- Task to complete
Without omitting anything, return the records precisely as given.

[Data items]
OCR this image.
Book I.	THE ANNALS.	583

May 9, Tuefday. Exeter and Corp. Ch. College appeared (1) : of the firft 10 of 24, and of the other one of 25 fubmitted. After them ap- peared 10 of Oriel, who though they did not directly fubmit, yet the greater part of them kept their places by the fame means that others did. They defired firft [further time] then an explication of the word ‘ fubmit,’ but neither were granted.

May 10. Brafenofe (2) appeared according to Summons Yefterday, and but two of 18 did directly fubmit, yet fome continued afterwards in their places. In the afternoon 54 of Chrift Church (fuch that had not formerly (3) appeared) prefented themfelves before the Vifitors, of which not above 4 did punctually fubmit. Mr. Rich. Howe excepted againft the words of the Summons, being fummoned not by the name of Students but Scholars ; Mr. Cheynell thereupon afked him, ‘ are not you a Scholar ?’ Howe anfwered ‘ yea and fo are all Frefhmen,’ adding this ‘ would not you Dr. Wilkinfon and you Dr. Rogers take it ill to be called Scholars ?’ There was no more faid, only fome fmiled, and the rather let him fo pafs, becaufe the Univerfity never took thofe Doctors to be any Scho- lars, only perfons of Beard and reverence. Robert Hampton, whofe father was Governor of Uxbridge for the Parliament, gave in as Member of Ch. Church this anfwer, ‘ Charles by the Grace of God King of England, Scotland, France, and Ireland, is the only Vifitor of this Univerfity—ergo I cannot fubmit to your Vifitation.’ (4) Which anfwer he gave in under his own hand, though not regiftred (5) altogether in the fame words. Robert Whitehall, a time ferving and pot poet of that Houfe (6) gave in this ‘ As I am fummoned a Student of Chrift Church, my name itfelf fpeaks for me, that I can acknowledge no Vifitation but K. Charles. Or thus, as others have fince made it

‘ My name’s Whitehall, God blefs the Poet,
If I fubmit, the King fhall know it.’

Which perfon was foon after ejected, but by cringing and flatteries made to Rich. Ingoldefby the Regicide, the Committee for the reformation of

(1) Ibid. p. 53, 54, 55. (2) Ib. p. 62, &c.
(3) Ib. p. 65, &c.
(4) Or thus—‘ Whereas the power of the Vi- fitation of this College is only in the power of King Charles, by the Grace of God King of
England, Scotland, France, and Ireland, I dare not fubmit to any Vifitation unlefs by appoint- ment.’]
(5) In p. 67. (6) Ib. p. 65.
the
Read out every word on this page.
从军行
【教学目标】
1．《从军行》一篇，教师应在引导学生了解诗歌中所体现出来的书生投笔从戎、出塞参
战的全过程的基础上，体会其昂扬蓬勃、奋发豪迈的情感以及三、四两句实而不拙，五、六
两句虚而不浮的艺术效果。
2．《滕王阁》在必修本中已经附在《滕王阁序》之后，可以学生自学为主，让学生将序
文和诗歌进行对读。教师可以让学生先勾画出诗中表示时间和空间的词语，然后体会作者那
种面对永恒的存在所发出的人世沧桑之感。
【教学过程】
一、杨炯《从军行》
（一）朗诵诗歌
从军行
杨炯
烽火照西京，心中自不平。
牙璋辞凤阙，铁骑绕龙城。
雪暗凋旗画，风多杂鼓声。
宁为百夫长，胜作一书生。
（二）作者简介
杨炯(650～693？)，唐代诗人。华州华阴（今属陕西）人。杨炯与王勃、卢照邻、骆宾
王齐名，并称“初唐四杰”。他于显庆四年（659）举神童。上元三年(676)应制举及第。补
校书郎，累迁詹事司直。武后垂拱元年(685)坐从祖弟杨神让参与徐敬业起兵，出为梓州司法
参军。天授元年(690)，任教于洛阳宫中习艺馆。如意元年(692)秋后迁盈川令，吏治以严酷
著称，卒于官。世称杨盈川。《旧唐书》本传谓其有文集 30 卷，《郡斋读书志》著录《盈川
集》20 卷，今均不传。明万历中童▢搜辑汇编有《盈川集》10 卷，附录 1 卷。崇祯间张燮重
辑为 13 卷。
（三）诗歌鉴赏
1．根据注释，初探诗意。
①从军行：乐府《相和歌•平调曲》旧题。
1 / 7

- Answer to the problem
OCR this image.
Book I.	THE ANNALS.	583

May 9, Tuefday. Exeter and Corp. Ch. College appeared (1) : of the firft 10 of 24, and of the other one of 25 fubmitted. After them ap- peared 10 of Oriel, who though they did not directly fubmit, yet the greater part of them kept their places by the fame means that others did. They defired firft [further time] then an explication of the word ‘ fubmit,’ but neither were granted.

May 10. Brafenofe (2) appeared according to Summons Yefterday, and but two of 18 did directly fubmit, yet fome continued afterwards in their places. In the afternoon 54 of Chrift Church (fuch that had not formerly (3) appeared) prefented themfelves before the Vifitors, of which not above 4 did punctually fubmit. Mr. Rich. Howe excepted againft the words of the Summons, being fummoned not by the name of Students but Scholars ; Mr. Cheynell thereupon afked him, ‘ are not you a Scholar ?’ Howe anfwered ‘ yea and fo are all Frefhmen,’ adding this ‘ would not you Dr. Wilkinfon and you Dr. Rogers take it ill to be called Scholars ?’ There was no more faid, only fome fmiled, and the rather let him fo pafs, becaufe the Univerfity never took thofe Doctors to be any Scho- lars, only perfons of Beard and reverence. Robert Hampton, whofe father was Governor of Uxbridge for the Parliament, gave in as Member of Ch. Church this anfwer, ‘ Charles by the Grace of God King of England, Scotland, France, and Ireland, is the only Vifitor of this Univerfity—ergo I cannot fubmit to your Vifitation.’ (4) Which anfwer he gave in under his own hand, though not regiftred (5) altogether in the fame words. Robert Whitehall, a time ferving and pot poet of that Houfe (6) gave in this ‘ As I am fummoned a Student of Chrift Church, my name itfelf fpeaks for me, that I can acknowledge no Vifitation but K. Charles. Or thus, as others have fince made it

‘ My name’s Whitehall, God blefs the Poet,
If I fubmit, the King fhall know it.’

Which perfon was foon after ejected, but by cringing and flatteries made to Rich. Ingoldefby the Regicide, the Committee for the reformation of

(1) Ibid. p. 53, 54, 55. (2) Ib. p. 62, &c.
(3) Ib. p. 65, &c.
(4) Or thus—‘ Whereas the power of the Vi- fitation of this College is only in the power of King Charles, by the Grace of God King of
England, Scotland, France, and Ireland, I dare not fubmit to any Vifitation unlefs by appoint- ment.’]
(5) In p. 67. (6) Ib. p. 65.
the
Read out every word on this page.
从军行
【教学目标】
1．《从军行》一篇，教师应在引导学生了解诗歌中所体现出来的书生投笔从戎、出塞参
战的全过程的基础上，体会其昂扬蓬勃、奋发豪迈的情感以及三、四两句实而不拙，五、六
两句虚而不浮的艺术效果。
2．《滕王阁》在必修本中已经附在《滕王阁序》之后，可以学生自学为主，让学生将序
文和诗歌进行对读。教师可以让学生先勾画出诗中表示时间和空间的词语，然后体会作者那
种面对永恒的存在所发出的人世沧桑之感。
【教学过程】
一、杨炯《从军行》
（一）朗诵诗歌
从军行
杨炯
烽火照西京，心中自不平。
牙璋辞凤阙，铁骑绕龙城。
雪暗凋旗画，风多杂鼓声。
宁为百夫长，胜作一书生。
（二）作者简介
杨炯(650～693？)，唐代诗人。华州华阴（今属陕西）人。杨炯与王勃、卢照邻、骆宾
王齐名，并称“初唐四杰”。他于显庆四年（659）举神童。上元三年(676)应制举及第。补
校书郎，累迁詹事司直。武后垂拱元年(685)坐从祖弟杨神让参与徐敬业起兵，出为梓州司法
参军。天授元年(690)，任教于洛阳宫中习艺馆。如意元年(692)秋后迁盈川令，吏治以严酷
著称，卒于官。世称杨盈川。《旧唐书》本传谓其有文集 30 卷，《郡斋读书志》著录《盈川
集》20 卷，今均不传。明万历中童▢搜辑汇编有《盈川集》10 卷，附录 1 卷。崇祯间张燮重
辑为 13 卷。
（三）诗歌鉴赏
1．根据注释，初探诗意。
①从军行：乐府《相和歌•平调曲》旧题。
1 / 7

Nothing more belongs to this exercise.